Record set:
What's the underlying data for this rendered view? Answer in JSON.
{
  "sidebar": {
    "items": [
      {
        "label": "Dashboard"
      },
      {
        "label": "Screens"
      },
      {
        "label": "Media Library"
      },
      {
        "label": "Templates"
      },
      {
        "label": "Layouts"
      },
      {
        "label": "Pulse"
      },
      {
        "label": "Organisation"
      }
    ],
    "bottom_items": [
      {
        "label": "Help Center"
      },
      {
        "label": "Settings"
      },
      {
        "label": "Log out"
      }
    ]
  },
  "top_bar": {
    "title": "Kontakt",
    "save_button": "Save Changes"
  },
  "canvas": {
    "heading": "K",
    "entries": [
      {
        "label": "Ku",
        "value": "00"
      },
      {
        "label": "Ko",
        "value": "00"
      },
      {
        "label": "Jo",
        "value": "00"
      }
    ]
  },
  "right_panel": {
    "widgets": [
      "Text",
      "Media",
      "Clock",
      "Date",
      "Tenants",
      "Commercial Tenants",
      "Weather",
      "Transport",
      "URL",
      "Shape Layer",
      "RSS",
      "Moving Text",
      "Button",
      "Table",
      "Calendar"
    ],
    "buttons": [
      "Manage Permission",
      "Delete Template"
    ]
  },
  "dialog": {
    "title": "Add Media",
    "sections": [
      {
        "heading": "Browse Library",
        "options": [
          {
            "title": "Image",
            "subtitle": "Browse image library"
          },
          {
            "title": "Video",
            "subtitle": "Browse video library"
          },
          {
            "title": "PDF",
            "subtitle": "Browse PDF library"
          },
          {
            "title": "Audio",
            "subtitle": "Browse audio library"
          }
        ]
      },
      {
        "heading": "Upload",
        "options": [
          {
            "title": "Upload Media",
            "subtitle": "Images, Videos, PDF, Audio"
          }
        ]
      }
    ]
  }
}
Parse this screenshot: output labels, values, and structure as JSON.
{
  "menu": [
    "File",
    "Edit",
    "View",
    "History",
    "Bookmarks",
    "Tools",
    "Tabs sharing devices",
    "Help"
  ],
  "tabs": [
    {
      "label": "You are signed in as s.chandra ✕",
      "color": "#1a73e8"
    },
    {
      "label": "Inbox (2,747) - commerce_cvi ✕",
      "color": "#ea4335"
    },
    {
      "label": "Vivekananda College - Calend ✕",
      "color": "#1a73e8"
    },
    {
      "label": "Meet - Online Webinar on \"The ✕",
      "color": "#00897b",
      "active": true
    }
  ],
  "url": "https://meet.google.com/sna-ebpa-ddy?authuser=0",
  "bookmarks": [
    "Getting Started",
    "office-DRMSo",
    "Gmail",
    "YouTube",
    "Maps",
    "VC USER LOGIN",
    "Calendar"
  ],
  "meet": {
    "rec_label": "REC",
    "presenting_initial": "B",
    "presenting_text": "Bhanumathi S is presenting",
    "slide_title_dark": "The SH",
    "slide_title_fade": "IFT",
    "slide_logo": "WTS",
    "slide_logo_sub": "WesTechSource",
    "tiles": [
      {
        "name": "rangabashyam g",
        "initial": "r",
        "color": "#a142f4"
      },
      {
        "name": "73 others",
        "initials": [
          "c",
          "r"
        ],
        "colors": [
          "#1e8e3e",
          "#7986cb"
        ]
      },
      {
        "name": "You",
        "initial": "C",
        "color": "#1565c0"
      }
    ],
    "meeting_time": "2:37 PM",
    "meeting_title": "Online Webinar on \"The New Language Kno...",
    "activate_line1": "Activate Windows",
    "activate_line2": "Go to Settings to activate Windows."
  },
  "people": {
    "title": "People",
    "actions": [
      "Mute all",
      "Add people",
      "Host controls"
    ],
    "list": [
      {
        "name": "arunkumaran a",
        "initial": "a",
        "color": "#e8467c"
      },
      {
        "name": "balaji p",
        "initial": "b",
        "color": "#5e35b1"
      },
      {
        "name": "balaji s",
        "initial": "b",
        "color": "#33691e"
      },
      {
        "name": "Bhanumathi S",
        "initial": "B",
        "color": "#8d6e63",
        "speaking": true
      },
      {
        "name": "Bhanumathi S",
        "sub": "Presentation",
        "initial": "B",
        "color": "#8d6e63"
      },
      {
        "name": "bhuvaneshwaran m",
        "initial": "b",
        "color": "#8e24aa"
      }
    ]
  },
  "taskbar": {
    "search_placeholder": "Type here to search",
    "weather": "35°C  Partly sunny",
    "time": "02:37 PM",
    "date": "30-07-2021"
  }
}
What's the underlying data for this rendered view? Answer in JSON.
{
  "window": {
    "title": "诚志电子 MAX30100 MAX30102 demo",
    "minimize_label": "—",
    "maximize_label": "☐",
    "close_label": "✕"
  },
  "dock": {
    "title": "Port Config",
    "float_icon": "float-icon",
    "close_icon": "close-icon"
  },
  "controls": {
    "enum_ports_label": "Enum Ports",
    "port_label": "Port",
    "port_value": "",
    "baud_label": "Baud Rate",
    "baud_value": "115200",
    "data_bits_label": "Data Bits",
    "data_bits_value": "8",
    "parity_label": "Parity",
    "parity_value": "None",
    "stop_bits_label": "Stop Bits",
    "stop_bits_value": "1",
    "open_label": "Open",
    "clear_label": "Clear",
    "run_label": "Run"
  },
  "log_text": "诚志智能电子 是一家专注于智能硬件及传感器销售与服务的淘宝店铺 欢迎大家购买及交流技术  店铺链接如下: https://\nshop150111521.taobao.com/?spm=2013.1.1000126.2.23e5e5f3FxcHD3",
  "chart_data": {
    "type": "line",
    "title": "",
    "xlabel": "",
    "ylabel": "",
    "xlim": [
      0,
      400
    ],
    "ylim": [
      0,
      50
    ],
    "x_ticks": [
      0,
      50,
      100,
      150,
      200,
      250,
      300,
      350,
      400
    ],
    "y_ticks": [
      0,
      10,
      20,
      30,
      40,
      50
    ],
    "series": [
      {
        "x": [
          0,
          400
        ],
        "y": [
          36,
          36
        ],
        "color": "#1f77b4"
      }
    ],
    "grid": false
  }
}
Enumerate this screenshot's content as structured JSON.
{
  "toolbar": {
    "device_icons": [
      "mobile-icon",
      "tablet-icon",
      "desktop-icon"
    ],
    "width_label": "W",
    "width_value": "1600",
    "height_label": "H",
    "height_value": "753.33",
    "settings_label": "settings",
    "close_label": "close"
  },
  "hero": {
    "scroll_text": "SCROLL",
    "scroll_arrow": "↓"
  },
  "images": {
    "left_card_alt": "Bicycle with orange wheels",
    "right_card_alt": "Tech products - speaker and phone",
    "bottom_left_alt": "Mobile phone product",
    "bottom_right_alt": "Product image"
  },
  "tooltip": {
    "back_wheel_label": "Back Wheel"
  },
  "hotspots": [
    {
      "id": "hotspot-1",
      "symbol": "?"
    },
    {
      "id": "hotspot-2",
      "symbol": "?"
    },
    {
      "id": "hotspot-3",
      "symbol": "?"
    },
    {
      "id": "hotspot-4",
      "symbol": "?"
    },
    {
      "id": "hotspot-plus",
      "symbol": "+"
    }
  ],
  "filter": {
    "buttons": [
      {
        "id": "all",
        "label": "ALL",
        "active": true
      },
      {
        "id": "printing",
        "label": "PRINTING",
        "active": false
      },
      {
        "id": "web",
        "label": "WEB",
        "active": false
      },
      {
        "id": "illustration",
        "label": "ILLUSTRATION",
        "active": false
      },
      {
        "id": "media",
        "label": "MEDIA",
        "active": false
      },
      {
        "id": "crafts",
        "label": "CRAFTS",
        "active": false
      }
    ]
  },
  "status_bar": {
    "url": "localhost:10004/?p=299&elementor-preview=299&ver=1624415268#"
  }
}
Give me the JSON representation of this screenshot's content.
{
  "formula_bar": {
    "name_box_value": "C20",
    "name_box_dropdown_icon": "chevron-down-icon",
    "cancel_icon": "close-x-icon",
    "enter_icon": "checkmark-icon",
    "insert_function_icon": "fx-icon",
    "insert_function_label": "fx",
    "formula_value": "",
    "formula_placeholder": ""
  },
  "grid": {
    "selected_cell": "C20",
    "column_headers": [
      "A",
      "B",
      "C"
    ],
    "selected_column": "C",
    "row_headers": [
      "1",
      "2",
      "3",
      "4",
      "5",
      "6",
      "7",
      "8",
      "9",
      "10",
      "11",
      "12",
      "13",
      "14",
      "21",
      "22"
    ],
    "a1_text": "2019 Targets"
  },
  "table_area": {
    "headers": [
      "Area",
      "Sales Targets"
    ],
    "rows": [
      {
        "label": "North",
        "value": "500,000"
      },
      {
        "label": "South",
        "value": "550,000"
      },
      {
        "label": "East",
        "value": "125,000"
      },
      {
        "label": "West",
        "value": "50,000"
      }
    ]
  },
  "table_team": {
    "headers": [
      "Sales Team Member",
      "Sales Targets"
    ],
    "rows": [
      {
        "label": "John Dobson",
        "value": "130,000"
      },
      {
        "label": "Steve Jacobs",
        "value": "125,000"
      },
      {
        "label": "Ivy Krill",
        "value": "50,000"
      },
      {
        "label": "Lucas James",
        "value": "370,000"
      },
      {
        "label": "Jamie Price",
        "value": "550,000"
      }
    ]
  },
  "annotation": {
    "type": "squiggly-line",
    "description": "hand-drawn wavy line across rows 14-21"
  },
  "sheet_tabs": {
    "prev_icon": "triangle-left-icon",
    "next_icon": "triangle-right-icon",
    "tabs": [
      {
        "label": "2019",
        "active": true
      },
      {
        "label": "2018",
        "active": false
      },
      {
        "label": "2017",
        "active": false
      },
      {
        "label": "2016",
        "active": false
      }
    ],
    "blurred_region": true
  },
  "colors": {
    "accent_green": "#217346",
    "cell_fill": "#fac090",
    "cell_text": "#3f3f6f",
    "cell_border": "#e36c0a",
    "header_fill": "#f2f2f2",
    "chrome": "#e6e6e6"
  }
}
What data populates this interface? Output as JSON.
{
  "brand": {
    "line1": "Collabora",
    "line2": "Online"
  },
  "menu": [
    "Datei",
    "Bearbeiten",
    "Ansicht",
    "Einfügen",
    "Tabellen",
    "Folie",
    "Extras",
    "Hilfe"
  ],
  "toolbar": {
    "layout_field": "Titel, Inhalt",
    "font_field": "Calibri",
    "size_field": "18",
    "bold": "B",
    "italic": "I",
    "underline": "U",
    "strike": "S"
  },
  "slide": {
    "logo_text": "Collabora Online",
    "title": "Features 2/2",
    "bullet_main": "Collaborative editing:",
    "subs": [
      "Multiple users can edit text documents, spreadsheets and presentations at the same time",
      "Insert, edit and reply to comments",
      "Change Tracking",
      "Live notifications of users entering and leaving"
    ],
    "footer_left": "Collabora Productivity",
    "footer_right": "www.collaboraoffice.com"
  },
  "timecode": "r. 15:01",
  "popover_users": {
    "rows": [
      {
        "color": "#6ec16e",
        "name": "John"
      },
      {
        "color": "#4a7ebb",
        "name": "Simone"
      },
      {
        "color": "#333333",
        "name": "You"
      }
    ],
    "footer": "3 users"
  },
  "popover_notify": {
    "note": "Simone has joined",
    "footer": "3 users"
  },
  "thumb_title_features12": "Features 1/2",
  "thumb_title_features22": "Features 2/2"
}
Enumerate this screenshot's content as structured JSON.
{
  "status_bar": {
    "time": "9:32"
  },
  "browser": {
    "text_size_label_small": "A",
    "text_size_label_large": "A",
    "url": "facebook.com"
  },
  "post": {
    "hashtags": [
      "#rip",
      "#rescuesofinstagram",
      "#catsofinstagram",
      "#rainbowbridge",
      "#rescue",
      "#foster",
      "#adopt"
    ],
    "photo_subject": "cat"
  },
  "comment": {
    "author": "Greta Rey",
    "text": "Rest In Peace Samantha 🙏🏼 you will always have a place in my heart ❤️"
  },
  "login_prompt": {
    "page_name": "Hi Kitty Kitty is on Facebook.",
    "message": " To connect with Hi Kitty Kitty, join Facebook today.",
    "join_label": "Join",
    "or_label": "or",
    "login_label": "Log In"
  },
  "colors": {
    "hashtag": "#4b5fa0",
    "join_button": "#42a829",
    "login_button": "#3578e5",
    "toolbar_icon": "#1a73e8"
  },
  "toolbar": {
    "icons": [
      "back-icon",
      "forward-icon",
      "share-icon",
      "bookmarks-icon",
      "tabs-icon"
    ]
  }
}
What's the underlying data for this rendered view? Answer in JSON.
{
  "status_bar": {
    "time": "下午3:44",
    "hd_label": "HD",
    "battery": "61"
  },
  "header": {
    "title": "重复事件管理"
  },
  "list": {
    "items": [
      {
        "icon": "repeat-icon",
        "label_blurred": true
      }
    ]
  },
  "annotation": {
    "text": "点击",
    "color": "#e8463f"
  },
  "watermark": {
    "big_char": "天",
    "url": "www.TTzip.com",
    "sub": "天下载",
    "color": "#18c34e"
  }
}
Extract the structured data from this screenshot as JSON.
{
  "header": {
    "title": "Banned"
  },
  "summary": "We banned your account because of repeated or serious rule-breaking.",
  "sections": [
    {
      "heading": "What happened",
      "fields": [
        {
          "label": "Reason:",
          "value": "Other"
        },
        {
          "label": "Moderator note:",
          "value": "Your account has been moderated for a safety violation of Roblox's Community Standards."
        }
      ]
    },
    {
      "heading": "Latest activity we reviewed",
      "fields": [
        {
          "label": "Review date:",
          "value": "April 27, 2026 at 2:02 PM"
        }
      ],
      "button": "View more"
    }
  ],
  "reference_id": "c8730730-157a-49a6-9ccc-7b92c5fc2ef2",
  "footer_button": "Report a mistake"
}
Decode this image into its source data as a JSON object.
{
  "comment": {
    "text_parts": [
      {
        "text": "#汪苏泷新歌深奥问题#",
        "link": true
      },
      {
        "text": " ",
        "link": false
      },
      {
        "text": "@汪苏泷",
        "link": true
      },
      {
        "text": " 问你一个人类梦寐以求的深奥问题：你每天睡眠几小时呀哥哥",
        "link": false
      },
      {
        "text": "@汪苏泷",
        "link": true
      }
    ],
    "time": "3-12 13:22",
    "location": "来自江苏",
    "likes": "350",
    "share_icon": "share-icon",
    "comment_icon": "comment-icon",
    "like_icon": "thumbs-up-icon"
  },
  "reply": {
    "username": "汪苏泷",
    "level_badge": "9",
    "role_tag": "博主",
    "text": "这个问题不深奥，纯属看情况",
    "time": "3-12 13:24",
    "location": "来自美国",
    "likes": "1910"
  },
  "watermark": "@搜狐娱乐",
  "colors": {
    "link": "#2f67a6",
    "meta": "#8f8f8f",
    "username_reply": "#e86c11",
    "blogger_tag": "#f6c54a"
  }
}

Instruction: From the line holding "Decode this image" to the last line of the records, quote each line exactly and add nothing.

Output for this exercise:
Decode this image into its source data as a JSON object.
{
  "comment": {
    "text_parts": [
      {
        "text": "#汪苏泷新歌深奥问题#",
        "link": true
      },
      {
        "text": " ",
        "link": false
      },
      {
        "text": "@汪苏泷",
        "link": true
      },
      {
        "text": " 问你一个人类梦寐以求的深奥问题：你每天睡眠几小时呀哥哥",
        "link": false
      },
      {
        "text": "@汪苏泷",
        "link": true
      }
    ],
    "time": "3-12 13:22",
    "location": "来自江苏",
    "likes": "350",
    "share_icon": "share-icon",
    "comment_icon": "comment-icon",
    "like_icon": "thumbs-up-icon"
  },
  "reply": {
    "username": "汪苏泷",
    "level_badge": "9",
    "role_tag": "博主",
    "text": "这个问题不深奥，纯属看情况",
    "time": "3-12 13:24",
    "location": "来自美国",
    "likes": "1910"
  },
  "watermark": "@搜狐娱乐",
  "colors": {
    "link": "#2f67a6",
    "meta": "#8f8f8f",
    "username_reply": "#e86c11",
    "blogger_tag": "#f6c54a"
  }
}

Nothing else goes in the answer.